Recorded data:
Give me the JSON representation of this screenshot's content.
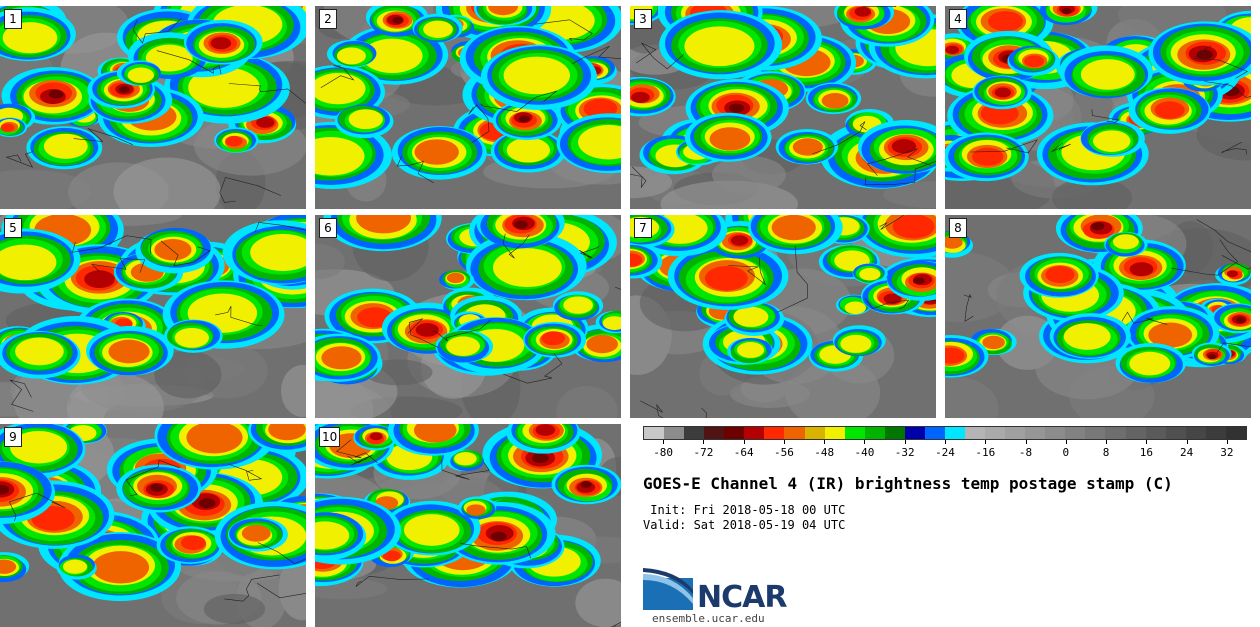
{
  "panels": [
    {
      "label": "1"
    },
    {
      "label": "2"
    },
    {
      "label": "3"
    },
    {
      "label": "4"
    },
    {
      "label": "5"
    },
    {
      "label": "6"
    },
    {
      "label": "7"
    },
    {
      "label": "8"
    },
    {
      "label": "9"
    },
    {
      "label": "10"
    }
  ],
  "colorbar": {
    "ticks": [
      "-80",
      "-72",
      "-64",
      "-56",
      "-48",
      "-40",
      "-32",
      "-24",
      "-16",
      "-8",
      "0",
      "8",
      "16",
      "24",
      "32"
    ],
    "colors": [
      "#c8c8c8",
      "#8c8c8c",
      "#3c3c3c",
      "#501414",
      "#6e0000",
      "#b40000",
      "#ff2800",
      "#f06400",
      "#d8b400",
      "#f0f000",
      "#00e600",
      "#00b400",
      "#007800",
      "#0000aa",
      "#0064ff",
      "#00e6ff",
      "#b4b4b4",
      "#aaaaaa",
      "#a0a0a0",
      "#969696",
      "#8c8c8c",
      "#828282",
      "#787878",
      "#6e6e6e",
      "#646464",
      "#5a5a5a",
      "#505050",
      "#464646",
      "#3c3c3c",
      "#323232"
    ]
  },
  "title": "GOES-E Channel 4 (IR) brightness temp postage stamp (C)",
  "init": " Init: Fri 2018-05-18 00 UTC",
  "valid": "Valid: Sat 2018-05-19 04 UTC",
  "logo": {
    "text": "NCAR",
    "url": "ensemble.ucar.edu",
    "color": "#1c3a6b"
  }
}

REQUIREMENT >> Using the records above, output their complete text exactly, minus any images.

EXERCISE SOLUTION >>
Give me the JSON representation of this screenshot's content.
{
  "panels": [
    {
      "label": "1"
    },
    {
      "label": "2"
    },
    {
      "label": "3"
    },
    {
      "label": "4"
    },
    {
      "label": "5"
    },
    {
      "label": "6"
    },
    {
      "label": "7"
    },
    {
      "label": "8"
    },
    {
      "label": "9"
    },
    {
      "label": "10"
    }
  ],
  "colorbar": {
    "ticks": [
      "-80",
      "-72",
      "-64",
      "-56",
      "-48",
      "-40",
      "-32",
      "-24",
      "-16",
      "-8",
      "0",
      "8",
      "16",
      "24",
      "32"
    ],
    "colors": [
      "#c8c8c8",
      "#8c8c8c",
      "#3c3c3c",
      "#501414",
      "#6e0000",
      "#b40000",
      "#ff2800",
      "#f06400",
      "#d8b400",
      "#f0f000",
      "#00e600",
      "#00b400",
      "#007800",
      "#0000aa",
      "#0064ff",
      "#00e6ff",
      "#b4b4b4",
      "#aaaaaa",
      "#a0a0a0",
      "#969696",
      "#8c8c8c",
      "#828282",
      "#787878",
      "#6e6e6e",
      "#646464",
      "#5a5a5a",
      "#505050",
      "#464646",
      "#3c3c3c",
      "#323232"
    ]
  },
  "title": "GOES-E Channel 4 (IR) brightness temp postage stamp (C)",
  "init": " Init: Fri 2018-05-18 00 UTC",
  "valid": "Valid: Sat 2018-05-19 04 UTC",
  "logo": {
    "text": "NCAR",
    "url": "ensemble.ucar.edu",
    "color": "#1c3a6b"
  }
}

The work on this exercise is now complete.